| The request |
Copy every line of the data that includes the string "beim".

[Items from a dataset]

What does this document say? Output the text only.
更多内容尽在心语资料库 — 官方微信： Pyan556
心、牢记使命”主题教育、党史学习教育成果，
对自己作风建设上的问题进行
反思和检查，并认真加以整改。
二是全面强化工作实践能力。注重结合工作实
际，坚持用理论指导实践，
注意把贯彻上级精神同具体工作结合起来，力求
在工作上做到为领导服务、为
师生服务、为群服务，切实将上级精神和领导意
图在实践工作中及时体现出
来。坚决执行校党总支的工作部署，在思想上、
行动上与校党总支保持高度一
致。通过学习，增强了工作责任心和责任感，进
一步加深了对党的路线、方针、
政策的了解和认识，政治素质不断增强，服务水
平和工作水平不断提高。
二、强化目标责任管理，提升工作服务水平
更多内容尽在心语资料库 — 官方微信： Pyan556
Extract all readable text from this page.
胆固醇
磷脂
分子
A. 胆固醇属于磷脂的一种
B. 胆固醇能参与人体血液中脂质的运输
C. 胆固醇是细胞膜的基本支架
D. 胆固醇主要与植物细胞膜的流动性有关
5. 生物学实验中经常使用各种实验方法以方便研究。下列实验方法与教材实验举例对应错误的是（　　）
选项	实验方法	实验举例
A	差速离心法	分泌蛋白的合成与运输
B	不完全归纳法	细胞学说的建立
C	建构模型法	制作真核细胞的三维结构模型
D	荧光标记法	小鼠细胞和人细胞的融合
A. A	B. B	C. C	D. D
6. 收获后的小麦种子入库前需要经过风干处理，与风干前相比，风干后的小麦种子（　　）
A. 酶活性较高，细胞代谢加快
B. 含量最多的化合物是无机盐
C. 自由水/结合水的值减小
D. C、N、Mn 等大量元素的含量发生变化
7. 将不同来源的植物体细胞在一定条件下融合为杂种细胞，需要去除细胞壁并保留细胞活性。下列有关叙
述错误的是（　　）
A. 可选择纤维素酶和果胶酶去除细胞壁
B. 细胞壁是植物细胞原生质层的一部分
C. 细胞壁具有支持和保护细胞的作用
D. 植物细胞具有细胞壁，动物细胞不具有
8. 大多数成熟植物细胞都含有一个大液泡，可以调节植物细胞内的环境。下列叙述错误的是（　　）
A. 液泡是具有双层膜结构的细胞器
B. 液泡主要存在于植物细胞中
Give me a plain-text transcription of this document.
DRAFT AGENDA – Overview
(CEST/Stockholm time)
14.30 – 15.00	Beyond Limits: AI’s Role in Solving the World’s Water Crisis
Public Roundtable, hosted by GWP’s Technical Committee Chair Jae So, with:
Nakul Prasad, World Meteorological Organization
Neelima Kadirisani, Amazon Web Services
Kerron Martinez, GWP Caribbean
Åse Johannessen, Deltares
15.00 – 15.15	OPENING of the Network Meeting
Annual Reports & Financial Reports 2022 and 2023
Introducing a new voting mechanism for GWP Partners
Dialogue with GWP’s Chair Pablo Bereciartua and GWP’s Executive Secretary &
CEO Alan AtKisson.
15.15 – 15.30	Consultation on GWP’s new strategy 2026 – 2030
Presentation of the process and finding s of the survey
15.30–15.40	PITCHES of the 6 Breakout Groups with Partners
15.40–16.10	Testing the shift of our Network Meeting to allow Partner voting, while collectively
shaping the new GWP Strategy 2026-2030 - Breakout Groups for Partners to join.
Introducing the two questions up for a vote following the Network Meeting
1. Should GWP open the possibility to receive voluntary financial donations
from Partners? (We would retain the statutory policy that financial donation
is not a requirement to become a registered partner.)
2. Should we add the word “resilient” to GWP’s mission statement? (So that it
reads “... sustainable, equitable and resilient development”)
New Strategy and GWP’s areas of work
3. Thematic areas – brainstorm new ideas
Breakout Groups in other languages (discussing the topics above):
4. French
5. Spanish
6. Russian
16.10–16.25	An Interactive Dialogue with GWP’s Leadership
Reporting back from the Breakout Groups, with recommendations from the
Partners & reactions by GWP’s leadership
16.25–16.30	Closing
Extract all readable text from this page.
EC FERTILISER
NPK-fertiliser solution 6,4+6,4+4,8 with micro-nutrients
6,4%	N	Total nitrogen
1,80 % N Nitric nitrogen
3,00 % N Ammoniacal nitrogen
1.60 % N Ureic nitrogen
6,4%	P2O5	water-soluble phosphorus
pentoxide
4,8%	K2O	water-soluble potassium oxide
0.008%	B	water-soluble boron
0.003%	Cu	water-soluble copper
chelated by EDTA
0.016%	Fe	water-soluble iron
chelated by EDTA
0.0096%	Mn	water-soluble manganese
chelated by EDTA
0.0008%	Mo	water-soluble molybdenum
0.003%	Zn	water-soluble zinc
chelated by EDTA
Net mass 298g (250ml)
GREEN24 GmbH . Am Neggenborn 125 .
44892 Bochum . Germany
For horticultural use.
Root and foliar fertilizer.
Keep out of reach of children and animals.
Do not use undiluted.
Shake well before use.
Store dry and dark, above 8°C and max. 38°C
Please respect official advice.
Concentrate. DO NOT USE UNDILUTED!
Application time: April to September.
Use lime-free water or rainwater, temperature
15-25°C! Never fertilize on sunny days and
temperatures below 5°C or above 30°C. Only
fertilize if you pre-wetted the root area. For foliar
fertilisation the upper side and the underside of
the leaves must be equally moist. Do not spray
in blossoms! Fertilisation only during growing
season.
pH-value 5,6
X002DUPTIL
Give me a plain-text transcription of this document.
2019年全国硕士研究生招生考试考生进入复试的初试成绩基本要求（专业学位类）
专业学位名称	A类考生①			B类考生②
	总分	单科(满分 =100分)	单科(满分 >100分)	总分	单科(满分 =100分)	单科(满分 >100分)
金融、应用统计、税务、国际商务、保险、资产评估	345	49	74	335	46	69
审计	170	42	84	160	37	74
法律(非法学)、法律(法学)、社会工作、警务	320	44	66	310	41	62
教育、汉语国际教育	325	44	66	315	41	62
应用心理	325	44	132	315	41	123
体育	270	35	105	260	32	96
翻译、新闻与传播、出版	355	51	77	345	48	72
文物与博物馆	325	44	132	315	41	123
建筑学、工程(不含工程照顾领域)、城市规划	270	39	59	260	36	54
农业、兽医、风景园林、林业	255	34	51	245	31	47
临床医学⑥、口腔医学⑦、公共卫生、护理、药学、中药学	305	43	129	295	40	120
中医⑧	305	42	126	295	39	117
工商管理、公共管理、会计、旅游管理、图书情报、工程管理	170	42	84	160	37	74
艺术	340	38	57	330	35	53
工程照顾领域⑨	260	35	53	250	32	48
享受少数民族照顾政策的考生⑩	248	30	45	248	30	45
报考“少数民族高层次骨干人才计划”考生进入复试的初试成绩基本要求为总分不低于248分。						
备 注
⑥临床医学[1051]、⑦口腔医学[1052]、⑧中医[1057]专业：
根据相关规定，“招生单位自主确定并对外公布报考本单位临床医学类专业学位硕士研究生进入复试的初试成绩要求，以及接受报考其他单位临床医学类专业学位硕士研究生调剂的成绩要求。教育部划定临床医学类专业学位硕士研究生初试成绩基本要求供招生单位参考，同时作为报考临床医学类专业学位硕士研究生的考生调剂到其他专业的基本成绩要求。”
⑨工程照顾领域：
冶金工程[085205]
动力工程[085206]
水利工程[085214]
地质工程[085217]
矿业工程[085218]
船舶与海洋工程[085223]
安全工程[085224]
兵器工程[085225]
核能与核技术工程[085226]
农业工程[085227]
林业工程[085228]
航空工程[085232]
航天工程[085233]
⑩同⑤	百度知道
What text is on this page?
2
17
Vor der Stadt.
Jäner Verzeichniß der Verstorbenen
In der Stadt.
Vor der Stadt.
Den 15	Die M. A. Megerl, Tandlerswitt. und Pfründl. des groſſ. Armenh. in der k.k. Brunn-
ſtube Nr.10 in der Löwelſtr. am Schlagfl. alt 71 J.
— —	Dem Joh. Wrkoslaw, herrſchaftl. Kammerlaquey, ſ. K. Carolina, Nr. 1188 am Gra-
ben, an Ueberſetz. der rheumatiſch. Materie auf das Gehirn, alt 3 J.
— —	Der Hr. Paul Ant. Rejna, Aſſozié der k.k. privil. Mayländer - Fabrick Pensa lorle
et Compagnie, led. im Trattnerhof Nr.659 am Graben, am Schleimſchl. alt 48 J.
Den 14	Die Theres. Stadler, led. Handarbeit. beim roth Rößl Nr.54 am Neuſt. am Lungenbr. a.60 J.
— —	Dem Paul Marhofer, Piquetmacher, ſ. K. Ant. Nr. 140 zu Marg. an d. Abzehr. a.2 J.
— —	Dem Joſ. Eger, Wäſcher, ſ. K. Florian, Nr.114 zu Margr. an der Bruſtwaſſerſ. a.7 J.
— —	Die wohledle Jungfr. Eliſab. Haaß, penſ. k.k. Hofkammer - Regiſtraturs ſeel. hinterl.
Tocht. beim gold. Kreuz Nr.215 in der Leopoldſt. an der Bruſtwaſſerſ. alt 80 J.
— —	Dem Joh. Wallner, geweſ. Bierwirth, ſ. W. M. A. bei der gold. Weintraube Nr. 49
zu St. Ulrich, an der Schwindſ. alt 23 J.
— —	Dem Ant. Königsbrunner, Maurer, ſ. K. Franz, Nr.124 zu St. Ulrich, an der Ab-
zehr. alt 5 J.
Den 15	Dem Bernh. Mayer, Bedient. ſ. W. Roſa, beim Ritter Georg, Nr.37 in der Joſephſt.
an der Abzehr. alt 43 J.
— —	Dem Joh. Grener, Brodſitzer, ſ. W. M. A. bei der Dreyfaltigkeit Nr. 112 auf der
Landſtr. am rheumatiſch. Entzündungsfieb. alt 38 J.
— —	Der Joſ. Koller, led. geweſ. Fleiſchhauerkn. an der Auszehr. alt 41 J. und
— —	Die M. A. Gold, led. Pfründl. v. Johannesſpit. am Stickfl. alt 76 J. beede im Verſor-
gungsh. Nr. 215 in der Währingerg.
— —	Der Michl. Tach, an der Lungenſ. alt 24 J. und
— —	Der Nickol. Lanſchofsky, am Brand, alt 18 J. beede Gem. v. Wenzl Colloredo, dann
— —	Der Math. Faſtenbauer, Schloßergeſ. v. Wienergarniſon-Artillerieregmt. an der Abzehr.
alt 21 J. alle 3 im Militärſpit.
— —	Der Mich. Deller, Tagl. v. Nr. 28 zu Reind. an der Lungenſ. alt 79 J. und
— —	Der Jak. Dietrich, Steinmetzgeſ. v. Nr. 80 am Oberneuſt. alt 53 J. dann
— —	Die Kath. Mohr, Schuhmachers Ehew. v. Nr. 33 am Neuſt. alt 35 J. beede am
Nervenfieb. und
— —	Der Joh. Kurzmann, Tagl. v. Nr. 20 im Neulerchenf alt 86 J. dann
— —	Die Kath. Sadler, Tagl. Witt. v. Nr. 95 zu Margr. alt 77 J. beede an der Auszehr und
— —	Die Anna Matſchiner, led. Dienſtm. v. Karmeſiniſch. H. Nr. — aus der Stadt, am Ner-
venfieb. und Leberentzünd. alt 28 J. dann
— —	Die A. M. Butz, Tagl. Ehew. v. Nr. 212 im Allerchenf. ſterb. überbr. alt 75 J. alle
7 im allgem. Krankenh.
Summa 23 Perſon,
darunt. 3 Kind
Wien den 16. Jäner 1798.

| Solution |
Den 14	Die Theres. Stadler, led. Handarbeit. beim roth Rößl Nr.54 am Neuſt. am Lungenbr. a.60 J.
Tocht. beim gold. Kreuz Nr.215 in der Leopoldſt. an der Bruſtwaſſerſ. alt 80 J.
Den 15	Dem Bernh. Mayer, Bedient. ſ. W. Roſa, beim Ritter Georg, Nr.37 in der Joſephſt.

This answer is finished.